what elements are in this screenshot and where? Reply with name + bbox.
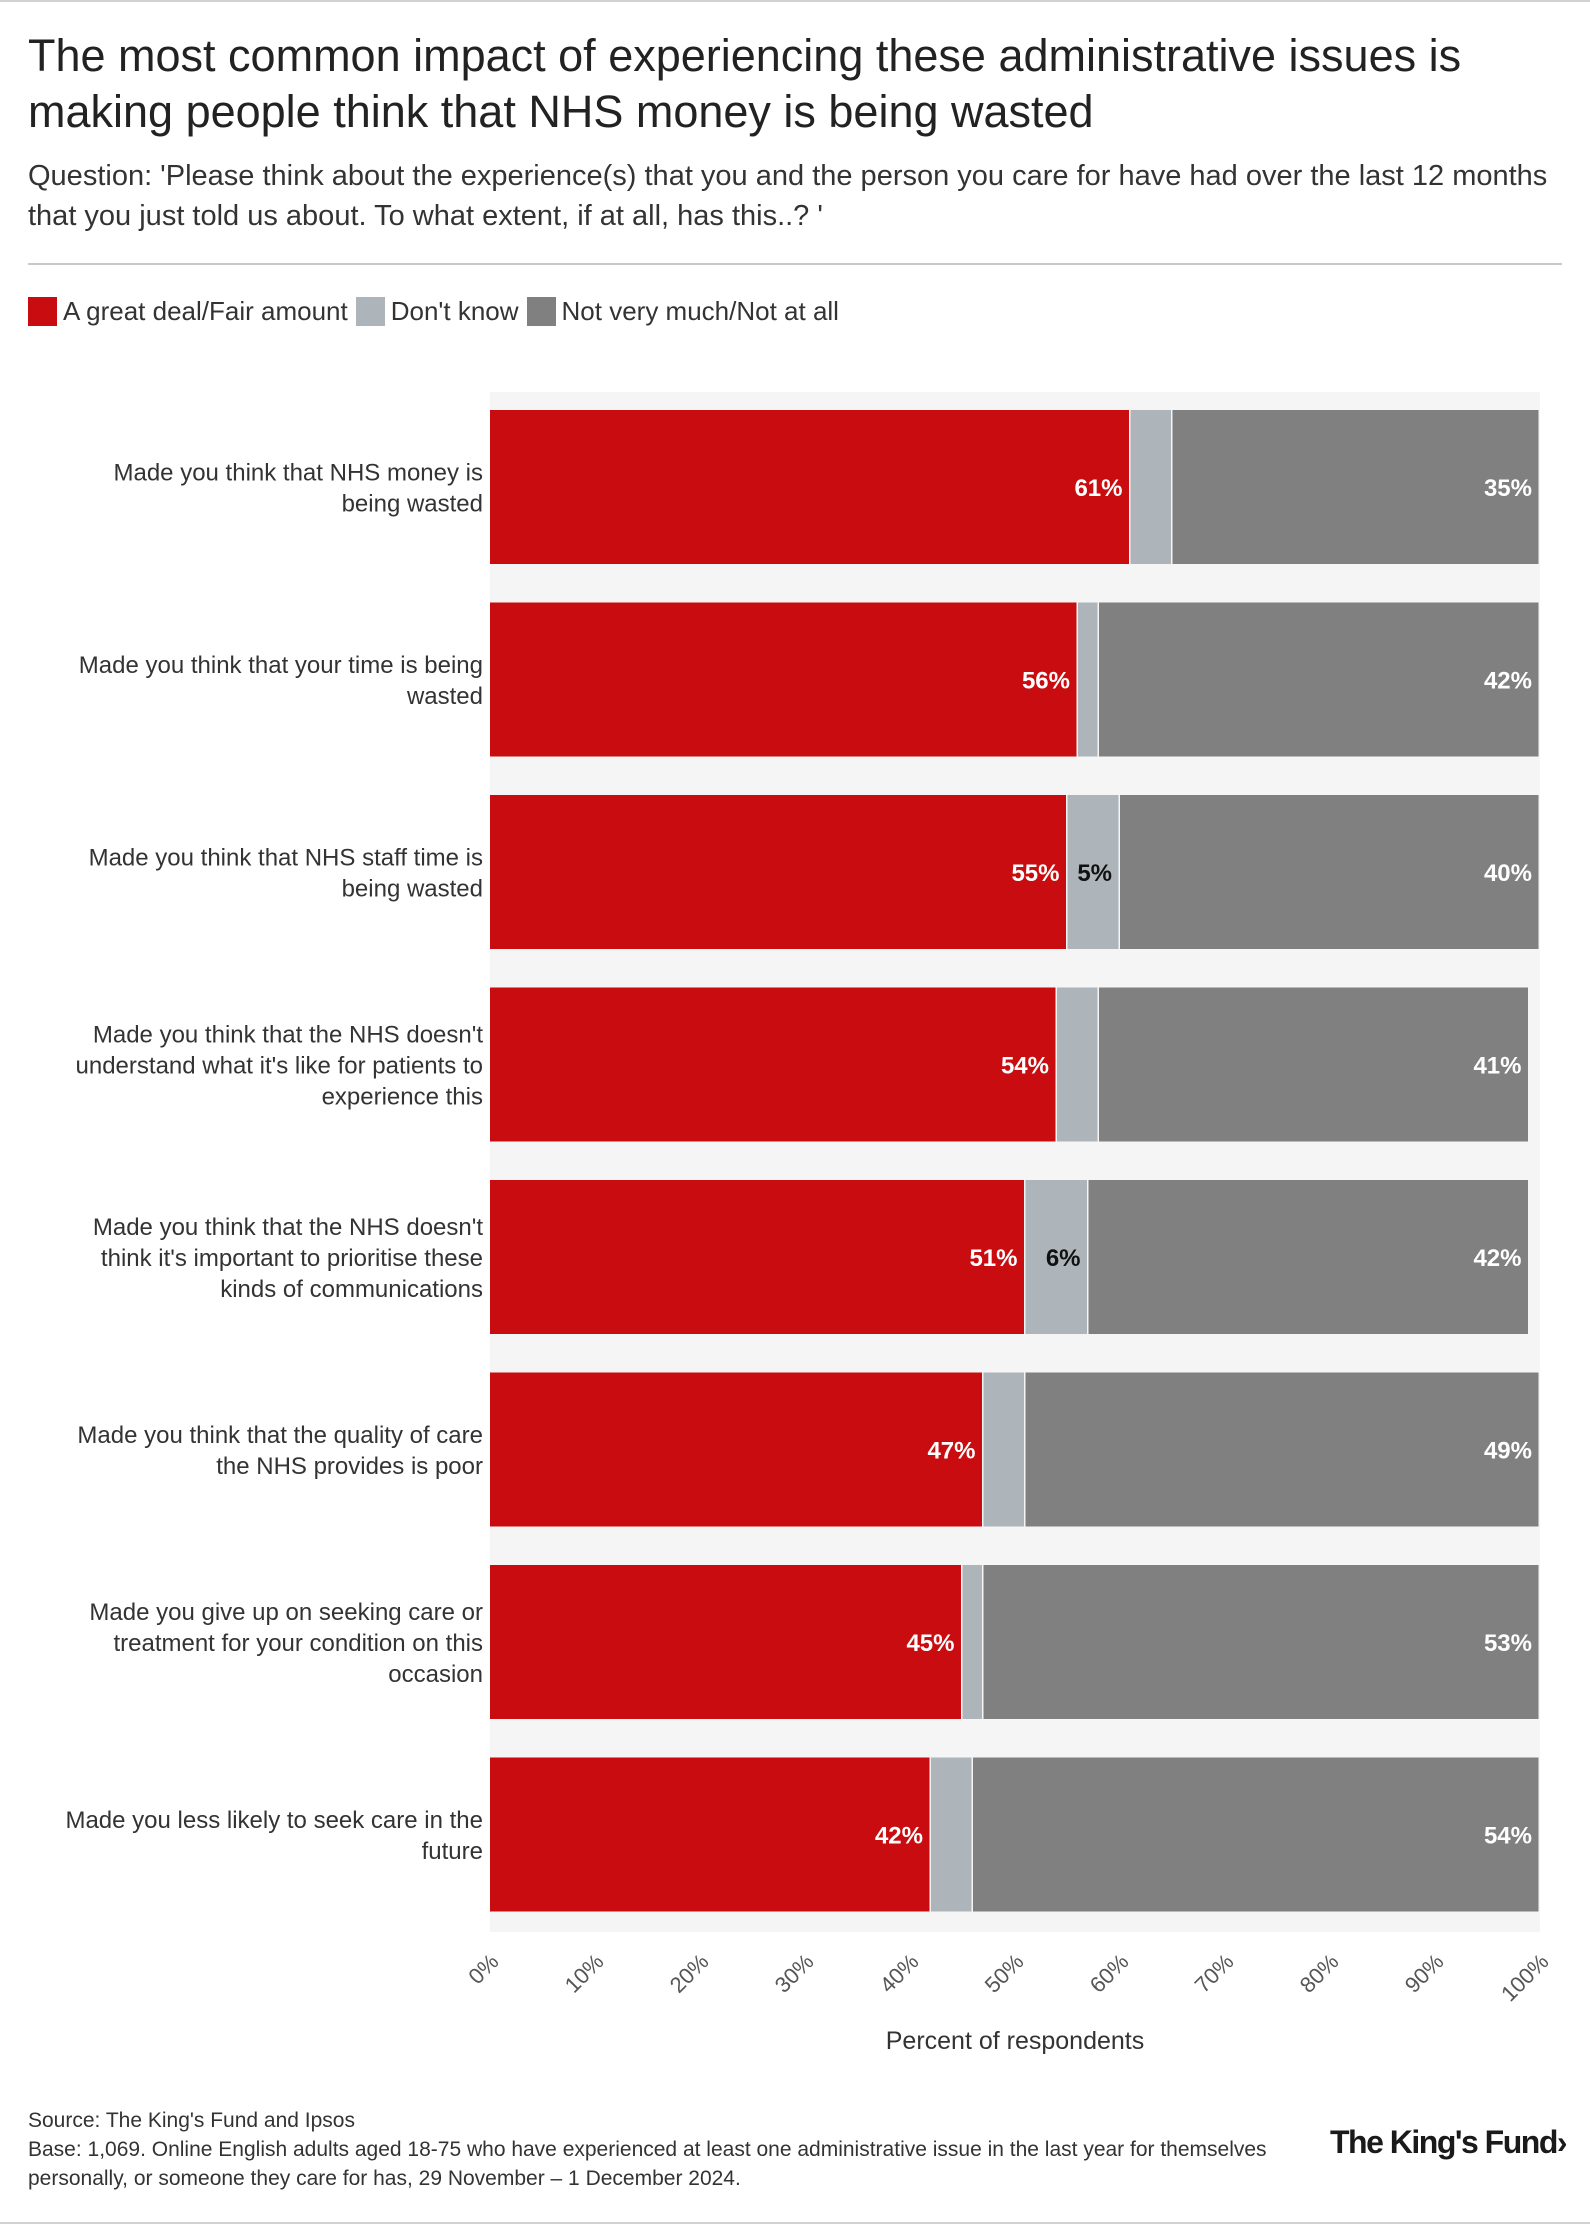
category-label: wasted bbox=[406, 683, 483, 710]
category-label: understand what it's like for patients t… bbox=[76, 1053, 483, 1080]
data-label: 42% bbox=[1484, 668, 1532, 695]
category-label: Made you think that the NHS doesn't bbox=[93, 1214, 483, 1241]
footer: Source: The King's Fund and Ipsos Base: … bbox=[28, 2106, 1318, 2193]
bar-segment bbox=[1099, 987, 1528, 1142]
bar-segment bbox=[973, 1757, 1539, 1912]
bar-segment bbox=[490, 1565, 961, 1719]
bar-segment bbox=[1025, 1372, 1539, 1527]
x-tick-label: 30% bbox=[770, 1949, 819, 1998]
bar-segment bbox=[1088, 1180, 1528, 1334]
bar-segment bbox=[490, 1757, 930, 1912]
x-tick-label: 40% bbox=[875, 1949, 924, 1998]
bar-segment bbox=[931, 1757, 972, 1912]
bar-segment bbox=[1025, 1180, 1087, 1334]
bar-segment bbox=[490, 1180, 1024, 1334]
logo-chevron-icon: › bbox=[1556, 2124, 1568, 2160]
chart-title: The most common impact of experiencing t… bbox=[28, 30, 1462, 137]
data-label: 54% bbox=[1484, 1823, 1532, 1850]
chart-subtitle: Question: 'Please think about the experi… bbox=[28, 160, 1548, 232]
legend-item-not-much: Not very much/Not at all bbox=[526, 296, 839, 327]
data-label: 40% bbox=[1484, 860, 1532, 887]
bar-segment bbox=[1130, 410, 1171, 564]
x-tick-label: 80% bbox=[1295, 1949, 1344, 1998]
data-label: 54% bbox=[1001, 1053, 1049, 1080]
data-label: 35% bbox=[1484, 475, 1532, 502]
data-label: 6% bbox=[1046, 1245, 1081, 1272]
legend-label-dont-know: Don't know bbox=[390, 296, 519, 326]
footer-base: Base: 1,069. Online English adults aged … bbox=[28, 2138, 1267, 2190]
x-tick-label: 70% bbox=[1190, 1949, 1239, 1998]
legend: A great deal/Fair amount Don't know Not … bbox=[28, 296, 847, 327]
legend-item-dont-know: Don't know bbox=[355, 296, 519, 327]
data-label: 53% bbox=[1484, 1630, 1532, 1657]
data-label: 45% bbox=[906, 1630, 954, 1657]
category-label: experience this bbox=[322, 1084, 483, 1111]
logo-text: The King's Fund bbox=[1330, 2124, 1558, 2160]
bar-segment bbox=[1120, 795, 1539, 949]
data-label: 5% bbox=[1077, 860, 1112, 887]
bar-segment bbox=[1067, 795, 1119, 949]
bar-segment bbox=[490, 410, 1129, 564]
category-label: being wasted bbox=[342, 491, 483, 518]
category-label: being wasted bbox=[342, 876, 483, 903]
bar-segment bbox=[1172, 410, 1539, 564]
category-label: Made you less likely to seek care in the bbox=[65, 1807, 483, 1834]
top-rule bbox=[0, 0, 1590, 2]
x-tick-label: 60% bbox=[1085, 1949, 1134, 1998]
bar-segment bbox=[490, 602, 1077, 757]
legend-swatch-not-much bbox=[526, 297, 556, 326]
category-label: Made you think that NHS staff time is bbox=[89, 845, 483, 872]
bottom-rule bbox=[0, 2222, 1590, 2224]
data-label: 55% bbox=[1011, 860, 1059, 887]
data-label: 51% bbox=[969, 1245, 1017, 1272]
header-divider bbox=[28, 263, 1562, 265]
kings-fund-logo: The King's Fund› bbox=[1330, 2124, 1568, 2161]
bar-segment bbox=[1057, 987, 1098, 1142]
category-label: kinds of communications bbox=[220, 1276, 483, 1303]
x-tick-label: 100% bbox=[1496, 1949, 1553, 2006]
data-label: 42% bbox=[1473, 1245, 1521, 1272]
data-label: 41% bbox=[1473, 1053, 1521, 1080]
category-label: occasion bbox=[388, 1661, 483, 1688]
bar-segment bbox=[962, 1565, 982, 1719]
bar-segment bbox=[490, 1372, 982, 1527]
bar-segment bbox=[490, 795, 1066, 949]
x-tick-label: 20% bbox=[665, 1949, 714, 1998]
category-label: Made you think that NHS money is bbox=[113, 460, 483, 487]
legend-label-great-deal: A great deal/Fair amount bbox=[63, 296, 348, 326]
x-tick-label: 90% bbox=[1400, 1949, 1449, 1998]
legend-label-not-much: Not very much/Not at all bbox=[561, 296, 839, 326]
data-label: 56% bbox=[1022, 668, 1070, 695]
category-label: the NHS provides is poor bbox=[216, 1453, 483, 1480]
legend-item-great-deal: A great deal/Fair amount bbox=[28, 296, 348, 327]
category-label: Made you think that the NHS doesn't bbox=[93, 1022, 483, 1049]
bar-segment bbox=[983, 1372, 1024, 1527]
x-tick-label: 50% bbox=[980, 1949, 1029, 1998]
footer-source: Source: The King's Fund and Ipsos bbox=[28, 2109, 355, 2132]
legend-swatch-great-deal bbox=[28, 297, 57, 326]
x-tick-label: 0% bbox=[463, 1949, 503, 1989]
data-label: 61% bbox=[1074, 475, 1122, 502]
category-label: treatment for your condition on this bbox=[113, 1630, 483, 1657]
category-label: think it's important to prioritise these bbox=[101, 1245, 483, 1272]
data-label: 47% bbox=[927, 1438, 975, 1465]
x-tick-label: 10% bbox=[560, 1949, 609, 1998]
category-label: Made you think that your time is being bbox=[79, 652, 483, 679]
bar-segment bbox=[1099, 602, 1539, 757]
legend-swatch-dont-know bbox=[355, 297, 385, 326]
category-label: Made you think that the quality of care bbox=[77, 1422, 483, 1449]
data-label: 42% bbox=[875, 1823, 923, 1850]
bar-segment bbox=[983, 1565, 1539, 1719]
category-label: future bbox=[422, 1838, 483, 1865]
x-axis-title: Percent of respondents bbox=[885, 2027, 1145, 2055]
bar-segment bbox=[1078, 602, 1098, 757]
bar-segment bbox=[490, 987, 1056, 1142]
category-label: Made you give up on seeking care or bbox=[89, 1599, 483, 1626]
data-label: 49% bbox=[1484, 1438, 1532, 1465]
+--
# WORK TO BE COMPLETED
Output the entries above exactly, without their pictures.

# ANSWER BELOW
what elements are in this screenshot and where? Reply with name + bbox.
category-label: wasted bbox=[406, 683, 483, 710]
category-label: understand what it's like for patients t… bbox=[76, 1053, 483, 1080]
data-label: 42% bbox=[1484, 668, 1532, 695]
category-label: Made you think that the NHS doesn't bbox=[93, 1214, 483, 1241]
footer: Source: The King's Fund and Ipsos Base: … bbox=[28, 2106, 1318, 2193]
bar-segment bbox=[1099, 987, 1528, 1142]
bar-segment bbox=[973, 1757, 1539, 1912]
bar-segment bbox=[490, 1565, 961, 1719]
bar-segment bbox=[1025, 1372, 1539, 1527]
x-tick-label: 30% bbox=[770, 1949, 819, 1998]
bar-segment bbox=[1088, 1180, 1528, 1334]
bar-segment bbox=[490, 1757, 930, 1912]
x-tick-label: 40% bbox=[875, 1949, 924, 1998]
bar-segment bbox=[931, 1757, 972, 1912]
bar-segment bbox=[1025, 1180, 1087, 1334]
bar-segment bbox=[490, 1180, 1024, 1334]
logo-chevron-icon: › bbox=[1556, 2124, 1568, 2160]
chart-title: The most common impact of experiencing t… bbox=[28, 30, 1462, 137]
data-label: 54% bbox=[1484, 1823, 1532, 1850]
chart-subtitle: Question: 'Please think about the experi… bbox=[28, 160, 1548, 232]
legend-item-not-much: Not very much/Not at all bbox=[526, 296, 839, 327]
data-label: 40% bbox=[1484, 860, 1532, 887]
bar-segment bbox=[1130, 410, 1171, 564]
x-tick-label: 80% bbox=[1295, 1949, 1344, 1998]
data-label: 54% bbox=[1001, 1053, 1049, 1080]
data-label: 35% bbox=[1484, 475, 1532, 502]
data-label: 6% bbox=[1046, 1245, 1081, 1272]
legend-label-dont-know: Don't know bbox=[390, 296, 519, 326]
footer-base: Base: 1,069. Online English adults aged … bbox=[28, 2138, 1267, 2190]
x-tick-label: 70% bbox=[1190, 1949, 1239, 1998]
legend: A great deal/Fair amount Don't know Not … bbox=[28, 296, 847, 327]
legend-item-dont-know: Don't know bbox=[355, 296, 519, 327]
data-label: 53% bbox=[1484, 1630, 1532, 1657]
data-label: 45% bbox=[906, 1630, 954, 1657]
category-label: experience this bbox=[322, 1084, 483, 1111]
logo-text: The King's Fund bbox=[1330, 2124, 1558, 2160]
bar-segment bbox=[1120, 795, 1539, 949]
data-label: 5% bbox=[1077, 860, 1112, 887]
bar-segment bbox=[1067, 795, 1119, 949]
bar-segment bbox=[490, 410, 1129, 564]
category-label: being wasted bbox=[342, 491, 483, 518]
category-label: being wasted bbox=[342, 876, 483, 903]
bar-segment bbox=[1172, 410, 1539, 564]
category-label: Made you less likely to seek care in the bbox=[65, 1807, 483, 1834]
top-rule bbox=[0, 0, 1590, 2]
x-tick-label: 60% bbox=[1085, 1949, 1134, 1998]
bar-segment bbox=[490, 602, 1077, 757]
legend-swatch-not-much bbox=[526, 297, 556, 326]
category-label: Made you think that NHS staff time is bbox=[89, 845, 483, 872]
bottom-rule bbox=[0, 2222, 1590, 2224]
data-label: 55% bbox=[1011, 860, 1059, 887]
data-label: 51% bbox=[969, 1245, 1017, 1272]
header-divider bbox=[28, 263, 1562, 265]
kings-fund-logo: The King's Fund› bbox=[1330, 2124, 1568, 2161]
bar-segment bbox=[1057, 987, 1098, 1142]
category-label: kinds of communications bbox=[220, 1276, 483, 1303]
x-tick-label: 100% bbox=[1496, 1949, 1553, 2006]
data-label: 42% bbox=[1473, 1245, 1521, 1272]
data-label: 41% bbox=[1473, 1053, 1521, 1080]
category-label: occasion bbox=[388, 1661, 483, 1688]
bar-segment bbox=[962, 1565, 982, 1719]
bar-segment bbox=[490, 1372, 982, 1527]
bar-segment bbox=[490, 795, 1066, 949]
x-tick-label: 20% bbox=[665, 1949, 714, 1998]
category-label: Made you think that NHS money is bbox=[113, 460, 483, 487]
legend-label-great-deal: A great deal/Fair amount bbox=[63, 296, 348, 326]
x-tick-label: 90% bbox=[1400, 1949, 1449, 1998]
legend-label-not-much: Not very much/Not at all bbox=[561, 296, 839, 326]
data-label: 56% bbox=[1022, 668, 1070, 695]
category-label: the NHS provides is poor bbox=[216, 1453, 483, 1480]
legend-item-great-deal: A great deal/Fair amount bbox=[28, 296, 348, 327]
category-label: Made you think that the NHS doesn't bbox=[93, 1022, 483, 1049]
bar-segment bbox=[983, 1372, 1024, 1527]
x-tick-label: 50% bbox=[980, 1949, 1029, 1998]
footer-source: Source: The King's Fund and Ipsos bbox=[28, 2109, 355, 2132]
legend-swatch-great-deal bbox=[28, 297, 57, 326]
x-tick-label: 0% bbox=[463, 1949, 503, 1989]
data-label: 61% bbox=[1074, 475, 1122, 502]
category-label: treatment for your condition on this bbox=[113, 1630, 483, 1657]
category-label: think it's important to prioritise these bbox=[101, 1245, 483, 1272]
data-label: 47% bbox=[927, 1438, 975, 1465]
x-tick-label: 10% bbox=[560, 1949, 609, 1998]
category-label: Made you think that your time is being bbox=[79, 652, 483, 679]
bar-segment bbox=[1099, 602, 1539, 757]
legend-swatch-dont-know bbox=[355, 297, 385, 326]
category-label: Made you think that the quality of care bbox=[77, 1422, 483, 1449]
data-label: 42% bbox=[875, 1823, 923, 1850]
bar-segment bbox=[983, 1565, 1539, 1719]
category-label: future bbox=[422, 1838, 483, 1865]
x-axis-title: Percent of respondents bbox=[885, 2027, 1145, 2055]
bar-segment bbox=[1078, 602, 1098, 757]
bar-segment bbox=[490, 987, 1056, 1142]
category-label: Made you give up on seeking care or bbox=[89, 1599, 483, 1626]
data-label: 49% bbox=[1484, 1438, 1532, 1465]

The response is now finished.